##### Input data #####
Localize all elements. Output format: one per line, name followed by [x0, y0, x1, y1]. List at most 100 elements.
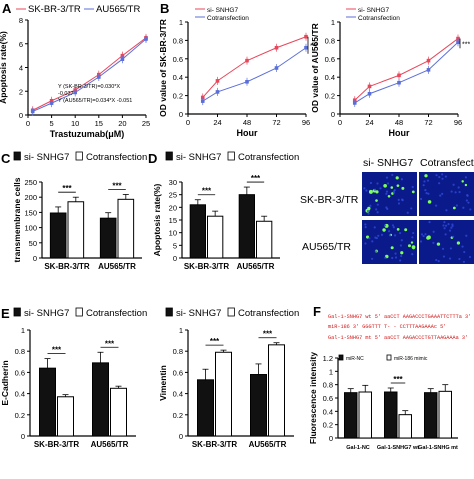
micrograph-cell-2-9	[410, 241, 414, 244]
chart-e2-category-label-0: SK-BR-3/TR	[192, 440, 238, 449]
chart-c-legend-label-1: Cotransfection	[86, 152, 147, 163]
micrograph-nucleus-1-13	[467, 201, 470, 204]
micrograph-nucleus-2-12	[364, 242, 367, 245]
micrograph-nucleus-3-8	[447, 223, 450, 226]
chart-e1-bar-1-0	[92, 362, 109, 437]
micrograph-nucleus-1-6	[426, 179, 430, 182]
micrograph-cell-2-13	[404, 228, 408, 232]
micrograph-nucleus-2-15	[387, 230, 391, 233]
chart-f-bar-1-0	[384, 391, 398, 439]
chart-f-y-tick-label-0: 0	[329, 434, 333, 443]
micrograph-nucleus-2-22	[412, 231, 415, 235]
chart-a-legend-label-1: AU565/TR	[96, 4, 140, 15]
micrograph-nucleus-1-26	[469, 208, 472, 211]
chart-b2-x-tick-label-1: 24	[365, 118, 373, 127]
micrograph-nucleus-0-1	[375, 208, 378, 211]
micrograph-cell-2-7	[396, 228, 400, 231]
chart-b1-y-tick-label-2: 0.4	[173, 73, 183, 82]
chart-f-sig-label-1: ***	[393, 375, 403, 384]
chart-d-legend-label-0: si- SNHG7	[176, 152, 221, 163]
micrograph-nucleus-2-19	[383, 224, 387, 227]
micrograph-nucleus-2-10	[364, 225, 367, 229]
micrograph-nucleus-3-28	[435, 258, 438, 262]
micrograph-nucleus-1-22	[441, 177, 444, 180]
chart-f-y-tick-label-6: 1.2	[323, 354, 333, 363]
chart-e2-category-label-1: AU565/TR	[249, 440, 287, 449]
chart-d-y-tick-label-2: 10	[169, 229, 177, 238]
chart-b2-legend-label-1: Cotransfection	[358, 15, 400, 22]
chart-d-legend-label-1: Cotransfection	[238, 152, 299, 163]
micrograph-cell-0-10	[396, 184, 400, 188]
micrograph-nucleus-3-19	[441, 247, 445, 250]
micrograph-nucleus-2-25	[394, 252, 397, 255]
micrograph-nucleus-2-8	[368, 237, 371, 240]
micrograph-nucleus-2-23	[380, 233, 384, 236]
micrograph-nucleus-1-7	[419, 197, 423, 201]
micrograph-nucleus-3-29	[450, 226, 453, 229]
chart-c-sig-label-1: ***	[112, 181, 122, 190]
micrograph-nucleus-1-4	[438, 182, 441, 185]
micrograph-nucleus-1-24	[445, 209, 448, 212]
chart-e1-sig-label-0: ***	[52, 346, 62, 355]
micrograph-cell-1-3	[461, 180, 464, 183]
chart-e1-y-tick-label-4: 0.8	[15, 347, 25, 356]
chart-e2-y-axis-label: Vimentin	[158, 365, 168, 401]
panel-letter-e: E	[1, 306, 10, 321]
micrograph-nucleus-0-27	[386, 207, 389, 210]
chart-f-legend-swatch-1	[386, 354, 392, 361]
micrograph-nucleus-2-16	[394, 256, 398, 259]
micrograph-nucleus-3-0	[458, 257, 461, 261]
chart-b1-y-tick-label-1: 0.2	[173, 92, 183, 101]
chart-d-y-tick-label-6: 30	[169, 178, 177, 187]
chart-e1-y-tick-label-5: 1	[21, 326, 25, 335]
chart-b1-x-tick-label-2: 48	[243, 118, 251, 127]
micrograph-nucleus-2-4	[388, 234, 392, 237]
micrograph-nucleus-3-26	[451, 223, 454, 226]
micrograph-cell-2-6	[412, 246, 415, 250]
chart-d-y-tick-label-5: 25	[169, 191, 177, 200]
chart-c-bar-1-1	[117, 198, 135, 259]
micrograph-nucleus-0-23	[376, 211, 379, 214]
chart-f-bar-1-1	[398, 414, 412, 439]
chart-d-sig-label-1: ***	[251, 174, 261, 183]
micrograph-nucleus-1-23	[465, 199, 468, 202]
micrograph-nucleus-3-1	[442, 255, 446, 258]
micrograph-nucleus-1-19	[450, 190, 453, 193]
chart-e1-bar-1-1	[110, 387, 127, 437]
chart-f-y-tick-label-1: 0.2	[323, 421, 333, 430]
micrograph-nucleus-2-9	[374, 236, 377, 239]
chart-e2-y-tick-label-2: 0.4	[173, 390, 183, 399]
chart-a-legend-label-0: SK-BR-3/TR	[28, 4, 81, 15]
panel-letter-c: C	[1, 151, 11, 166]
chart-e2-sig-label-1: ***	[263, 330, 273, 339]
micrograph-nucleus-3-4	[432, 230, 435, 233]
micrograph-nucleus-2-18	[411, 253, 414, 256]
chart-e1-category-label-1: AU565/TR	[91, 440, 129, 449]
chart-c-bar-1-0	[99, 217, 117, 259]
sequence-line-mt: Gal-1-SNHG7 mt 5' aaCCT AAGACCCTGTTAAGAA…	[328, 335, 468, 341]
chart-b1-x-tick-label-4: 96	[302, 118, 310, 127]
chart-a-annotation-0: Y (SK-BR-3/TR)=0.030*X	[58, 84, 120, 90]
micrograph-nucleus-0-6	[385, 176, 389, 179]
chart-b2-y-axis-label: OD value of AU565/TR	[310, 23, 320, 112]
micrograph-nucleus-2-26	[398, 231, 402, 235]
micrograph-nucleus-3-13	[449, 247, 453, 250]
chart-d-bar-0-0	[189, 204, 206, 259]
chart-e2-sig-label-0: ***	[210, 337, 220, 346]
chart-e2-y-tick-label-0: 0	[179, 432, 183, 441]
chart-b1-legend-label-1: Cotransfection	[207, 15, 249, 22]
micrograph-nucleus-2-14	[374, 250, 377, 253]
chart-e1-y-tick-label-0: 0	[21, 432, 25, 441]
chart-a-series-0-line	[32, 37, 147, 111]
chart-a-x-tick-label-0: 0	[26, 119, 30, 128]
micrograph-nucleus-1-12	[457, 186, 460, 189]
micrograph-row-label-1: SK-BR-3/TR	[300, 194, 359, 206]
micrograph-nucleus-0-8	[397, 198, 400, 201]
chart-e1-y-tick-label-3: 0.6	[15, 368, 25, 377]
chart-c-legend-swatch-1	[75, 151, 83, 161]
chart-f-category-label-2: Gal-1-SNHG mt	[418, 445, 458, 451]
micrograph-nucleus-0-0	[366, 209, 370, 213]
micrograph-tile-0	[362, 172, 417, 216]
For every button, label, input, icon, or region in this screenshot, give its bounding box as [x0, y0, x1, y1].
#####
##### Input data #####
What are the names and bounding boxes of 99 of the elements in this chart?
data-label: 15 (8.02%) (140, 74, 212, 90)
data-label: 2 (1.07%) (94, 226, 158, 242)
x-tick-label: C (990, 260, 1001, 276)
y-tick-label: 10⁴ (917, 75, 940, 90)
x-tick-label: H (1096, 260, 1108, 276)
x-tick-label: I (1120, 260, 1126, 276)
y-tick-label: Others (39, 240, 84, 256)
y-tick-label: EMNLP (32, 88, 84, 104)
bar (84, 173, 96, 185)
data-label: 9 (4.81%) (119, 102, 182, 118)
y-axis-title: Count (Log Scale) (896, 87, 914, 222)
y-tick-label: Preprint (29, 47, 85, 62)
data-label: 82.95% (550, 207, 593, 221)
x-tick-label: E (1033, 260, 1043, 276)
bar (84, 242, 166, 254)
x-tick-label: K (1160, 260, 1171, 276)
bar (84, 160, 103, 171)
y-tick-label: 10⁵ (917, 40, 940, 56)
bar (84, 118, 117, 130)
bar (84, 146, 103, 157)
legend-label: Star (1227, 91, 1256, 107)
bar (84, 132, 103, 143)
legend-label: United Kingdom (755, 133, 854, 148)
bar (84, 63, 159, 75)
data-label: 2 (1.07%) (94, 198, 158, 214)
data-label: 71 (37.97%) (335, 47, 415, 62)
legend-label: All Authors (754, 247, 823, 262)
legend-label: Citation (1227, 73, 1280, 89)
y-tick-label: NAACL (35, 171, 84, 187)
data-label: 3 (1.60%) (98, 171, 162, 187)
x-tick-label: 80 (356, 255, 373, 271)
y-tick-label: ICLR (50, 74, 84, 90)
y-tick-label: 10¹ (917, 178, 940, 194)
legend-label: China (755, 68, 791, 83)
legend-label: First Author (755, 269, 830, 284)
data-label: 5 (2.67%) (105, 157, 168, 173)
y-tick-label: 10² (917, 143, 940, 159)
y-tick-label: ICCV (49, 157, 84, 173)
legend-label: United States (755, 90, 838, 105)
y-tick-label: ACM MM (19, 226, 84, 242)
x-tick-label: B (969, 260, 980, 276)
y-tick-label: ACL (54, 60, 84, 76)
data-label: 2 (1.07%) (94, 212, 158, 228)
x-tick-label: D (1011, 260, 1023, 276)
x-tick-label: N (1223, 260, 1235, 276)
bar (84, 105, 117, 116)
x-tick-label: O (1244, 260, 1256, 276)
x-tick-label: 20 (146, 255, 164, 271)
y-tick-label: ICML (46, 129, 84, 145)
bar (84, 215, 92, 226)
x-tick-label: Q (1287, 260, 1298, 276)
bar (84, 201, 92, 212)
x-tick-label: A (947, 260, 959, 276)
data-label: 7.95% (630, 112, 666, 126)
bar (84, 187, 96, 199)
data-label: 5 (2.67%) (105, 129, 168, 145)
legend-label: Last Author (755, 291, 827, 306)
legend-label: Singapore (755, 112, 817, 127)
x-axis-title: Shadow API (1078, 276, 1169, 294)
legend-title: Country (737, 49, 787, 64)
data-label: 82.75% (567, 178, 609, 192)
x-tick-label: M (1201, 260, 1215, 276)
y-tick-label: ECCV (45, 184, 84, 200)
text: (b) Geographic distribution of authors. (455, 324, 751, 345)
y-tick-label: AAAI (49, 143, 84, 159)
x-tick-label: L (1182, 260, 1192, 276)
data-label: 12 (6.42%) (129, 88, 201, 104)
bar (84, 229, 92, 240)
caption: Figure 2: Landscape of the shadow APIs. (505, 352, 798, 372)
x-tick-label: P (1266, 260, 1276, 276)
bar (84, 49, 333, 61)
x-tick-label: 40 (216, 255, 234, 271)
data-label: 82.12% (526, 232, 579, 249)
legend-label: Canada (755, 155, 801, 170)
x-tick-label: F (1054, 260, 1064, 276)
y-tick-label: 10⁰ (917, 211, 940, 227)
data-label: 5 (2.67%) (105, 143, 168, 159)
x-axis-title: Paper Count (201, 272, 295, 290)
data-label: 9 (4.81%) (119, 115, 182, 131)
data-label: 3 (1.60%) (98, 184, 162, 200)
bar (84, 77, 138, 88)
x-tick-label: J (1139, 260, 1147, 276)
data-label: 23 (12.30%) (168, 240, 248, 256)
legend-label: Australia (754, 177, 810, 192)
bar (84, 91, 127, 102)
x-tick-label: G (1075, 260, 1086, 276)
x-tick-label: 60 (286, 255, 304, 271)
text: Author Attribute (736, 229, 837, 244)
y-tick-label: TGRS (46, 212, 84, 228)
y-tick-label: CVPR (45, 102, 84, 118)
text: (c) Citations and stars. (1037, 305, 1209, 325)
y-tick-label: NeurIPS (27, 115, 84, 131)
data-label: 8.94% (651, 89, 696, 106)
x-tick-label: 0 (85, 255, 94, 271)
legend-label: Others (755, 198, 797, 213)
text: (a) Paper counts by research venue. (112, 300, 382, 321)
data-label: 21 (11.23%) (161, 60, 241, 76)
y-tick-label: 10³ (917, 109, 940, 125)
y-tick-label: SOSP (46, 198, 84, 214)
#####
Written request: Copy out the lines without any change, beginning with the line containing "What are the" and continuing through the line containing "legend-label: Star (1227, 91, 1256, 107)", both included.

Expected answer:
What are the names and bounding boxes of 99 of the elements in this chart?
data-label: 15 (8.02%) (140, 74, 212, 90)
data-label: 2 (1.07%) (94, 226, 158, 242)
x-tick-label: C (990, 260, 1001, 276)
y-tick-label: 10⁴ (917, 75, 940, 90)
x-tick-label: H (1096, 260, 1108, 276)
x-tick-label: I (1120, 260, 1126, 276)
y-tick-label: Others (39, 240, 84, 256)
y-tick-label: EMNLP (32, 88, 84, 104)
bar (84, 173, 96, 185)
data-label: 9 (4.81%) (119, 102, 182, 118)
y-axis-title: Count (Log Scale) (896, 87, 914, 222)
y-tick-label: Preprint (29, 47, 85, 62)
data-label: 82.95% (550, 207, 593, 221)
x-tick-label: E (1033, 260, 1043, 276)
bar (84, 242, 166, 254)
x-tick-label: K (1160, 260, 1171, 276)
bar (84, 160, 103, 171)
y-tick-label: 10⁵ (917, 40, 940, 56)
bar (84, 118, 117, 130)
bar (84, 146, 103, 157)
legend-label: Star (1227, 91, 1256, 107)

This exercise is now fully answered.